■ **Exercise goal**
Output all of the records exactly as written.
┌──
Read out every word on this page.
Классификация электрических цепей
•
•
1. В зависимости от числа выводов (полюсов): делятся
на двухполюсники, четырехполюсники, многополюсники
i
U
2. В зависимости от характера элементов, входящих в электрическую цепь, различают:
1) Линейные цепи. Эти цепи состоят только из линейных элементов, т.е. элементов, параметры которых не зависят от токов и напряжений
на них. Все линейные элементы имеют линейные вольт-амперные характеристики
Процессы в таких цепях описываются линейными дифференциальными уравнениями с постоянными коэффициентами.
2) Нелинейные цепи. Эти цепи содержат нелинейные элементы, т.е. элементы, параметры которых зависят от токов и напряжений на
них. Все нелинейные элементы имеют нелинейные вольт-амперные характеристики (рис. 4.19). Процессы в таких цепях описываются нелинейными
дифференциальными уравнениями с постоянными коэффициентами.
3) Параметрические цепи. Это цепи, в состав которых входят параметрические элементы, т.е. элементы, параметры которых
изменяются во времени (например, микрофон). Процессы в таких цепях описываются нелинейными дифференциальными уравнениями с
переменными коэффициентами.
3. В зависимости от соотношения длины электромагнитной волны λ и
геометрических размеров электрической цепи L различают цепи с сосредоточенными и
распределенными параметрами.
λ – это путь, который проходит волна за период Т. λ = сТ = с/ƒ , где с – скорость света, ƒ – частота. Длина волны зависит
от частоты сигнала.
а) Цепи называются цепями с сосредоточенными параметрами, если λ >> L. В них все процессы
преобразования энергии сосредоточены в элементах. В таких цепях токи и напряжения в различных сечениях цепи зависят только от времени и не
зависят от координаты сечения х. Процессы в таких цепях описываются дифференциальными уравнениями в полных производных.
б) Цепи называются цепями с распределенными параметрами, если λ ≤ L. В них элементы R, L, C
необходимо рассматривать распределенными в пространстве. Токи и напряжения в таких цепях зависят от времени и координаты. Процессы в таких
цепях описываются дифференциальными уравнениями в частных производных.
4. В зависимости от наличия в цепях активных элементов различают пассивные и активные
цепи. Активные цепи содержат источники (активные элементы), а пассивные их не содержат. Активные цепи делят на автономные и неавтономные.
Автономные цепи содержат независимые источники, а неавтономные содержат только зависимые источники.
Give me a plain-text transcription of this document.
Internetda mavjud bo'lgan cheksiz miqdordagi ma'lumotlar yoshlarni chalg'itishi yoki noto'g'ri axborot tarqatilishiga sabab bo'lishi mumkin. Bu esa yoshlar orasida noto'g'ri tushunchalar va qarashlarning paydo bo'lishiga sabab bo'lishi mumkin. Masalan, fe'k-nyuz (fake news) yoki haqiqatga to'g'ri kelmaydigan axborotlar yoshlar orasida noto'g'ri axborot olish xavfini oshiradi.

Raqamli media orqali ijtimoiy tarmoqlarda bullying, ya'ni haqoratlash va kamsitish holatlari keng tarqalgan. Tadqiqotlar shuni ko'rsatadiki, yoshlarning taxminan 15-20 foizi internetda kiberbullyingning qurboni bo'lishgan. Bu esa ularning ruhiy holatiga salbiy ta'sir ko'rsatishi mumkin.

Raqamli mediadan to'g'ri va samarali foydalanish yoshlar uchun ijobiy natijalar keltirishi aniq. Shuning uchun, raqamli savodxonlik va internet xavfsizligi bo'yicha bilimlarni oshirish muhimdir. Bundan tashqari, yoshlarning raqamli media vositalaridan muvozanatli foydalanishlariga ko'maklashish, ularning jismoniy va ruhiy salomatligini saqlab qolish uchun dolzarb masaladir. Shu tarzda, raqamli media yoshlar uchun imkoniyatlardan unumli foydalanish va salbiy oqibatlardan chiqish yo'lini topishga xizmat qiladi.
└──
■ **Completed task**
Read out every word on this page.
Классификация электрических цепей
•
•
1. В зависимости от числа выводов (полюсов): делятся
на двухполюсники, четырехполюсники, многополюсники
i
U
2. В зависимости от характера элементов, входящих в электрическую цепь, различают:
1) Линейные цепи. Эти цепи состоят только из линейных элементов, т.е. элементов, параметры которых не зависят от токов и напряжений
на них. Все линейные элементы имеют линейные вольт-амперные характеристики
Процессы в таких цепях описываются линейными дифференциальными уравнениями с постоянными коэффициентами.
2) Нелинейные цепи. Эти цепи содержат нелинейные элементы, т.е. элементы, параметры которых зависят от токов и напряжений на
них. Все нелинейные элементы имеют нелинейные вольт-амперные характеристики (рис. 4.19). Процессы в таких цепях описываются нелинейными
дифференциальными уравнениями с постоянными коэффициентами.
3) Параметрические цепи. Это цепи, в состав которых входят параметрические элементы, т.е. элементы, параметры которых
изменяются во времени (например, микрофон). Процессы в таких цепях описываются нелинейными дифференциальными уравнениями с
переменными коэффициентами.
3. В зависимости от соотношения длины электромагнитной волны λ и
геометрических размеров электрической цепи L различают цепи с сосредоточенными и
распределенными параметрами.
λ – это путь, который проходит волна за период Т. λ = сТ = с/ƒ , где с – скорость света, ƒ – частота. Длина волны зависит
от частоты сигнала.
а) Цепи называются цепями с сосредоточенными параметрами, если λ >> L. В них все процессы
преобразования энергии сосредоточены в элементах. В таких цепях токи и напряжения в различных сечениях цепи зависят только от времени и не
зависят от координаты сечения х. Процессы в таких цепях описываются дифференциальными уравнениями в полных производных.
б) Цепи называются цепями с распределенными параметрами, если λ ≤ L. В них элементы R, L, C
необходимо рассматривать распределенными в пространстве. Токи и напряжения в таких цепях зависят от времени и координаты. Процессы в таких
цепях описываются дифференциальными уравнениями в частных производных.
4. В зависимости от наличия в цепях активных элементов различают пассивные и активные
цепи. Активные цепи содержат источники (активные элементы), а пассивные их не содержат. Активные цепи делят на автономные и неавтономные.
Автономные цепи содержат независимые источники, а неавтономные содержат только зависимые источники.
Give me a plain-text transcription of this document.
Internetda mavjud bo'lgan cheksiz miqdordagi ma'lumotlar yoshlarni chalg'itishi yoki noto'g'ri axborot tarqatilishiga sabab bo'lishi mumkin. Bu esa yoshlar orasida noto'g'ri tushunchalar va qarashlarning paydo bo'lishiga sabab bo'lishi mumkin. Masalan, fe'k-nyuz (fake news) yoki haqiqatga to'g'ri kelmaydigan axborotlar yoshlar orasida noto'g'ri axborot olish xavfini oshiradi.

Raqamli media orqali ijtimoiy tarmoqlarda bullying, ya'ni haqoratlash va kamsitish holatlari keng tarqalgan. Tadqiqotlar shuni ko'rsatadiki, yoshlarning taxminan 15-20 foizi internetda kiberbullyingning qurboni bo'lishgan. Bu esa ularning ruhiy holatiga salbiy ta'sir ko'rsatishi mumkin.

Raqamli mediadan to'g'ri va samarali foydalanish yoshlar uchun ijobiy natijalar keltirishi aniq. Shuning uchun, raqamli savodxonlik va internet xavfsizligi bo'yicha bilimlarni oshirish muhimdir. Bundan tashqari, yoshlarning raqamli media vositalaridan muvozanatli foydalanishlariga ko'maklashish, ularning jismoniy va ruhiy salomatligini saqlab qolish uchun dolzarb masaladir. Shu tarzda, raqamli media yoshlar uchun imkoniyatlardan unumli foydalanish va salbiy oqibatlardan chiqish yo'lini topishga xizmat qiladi.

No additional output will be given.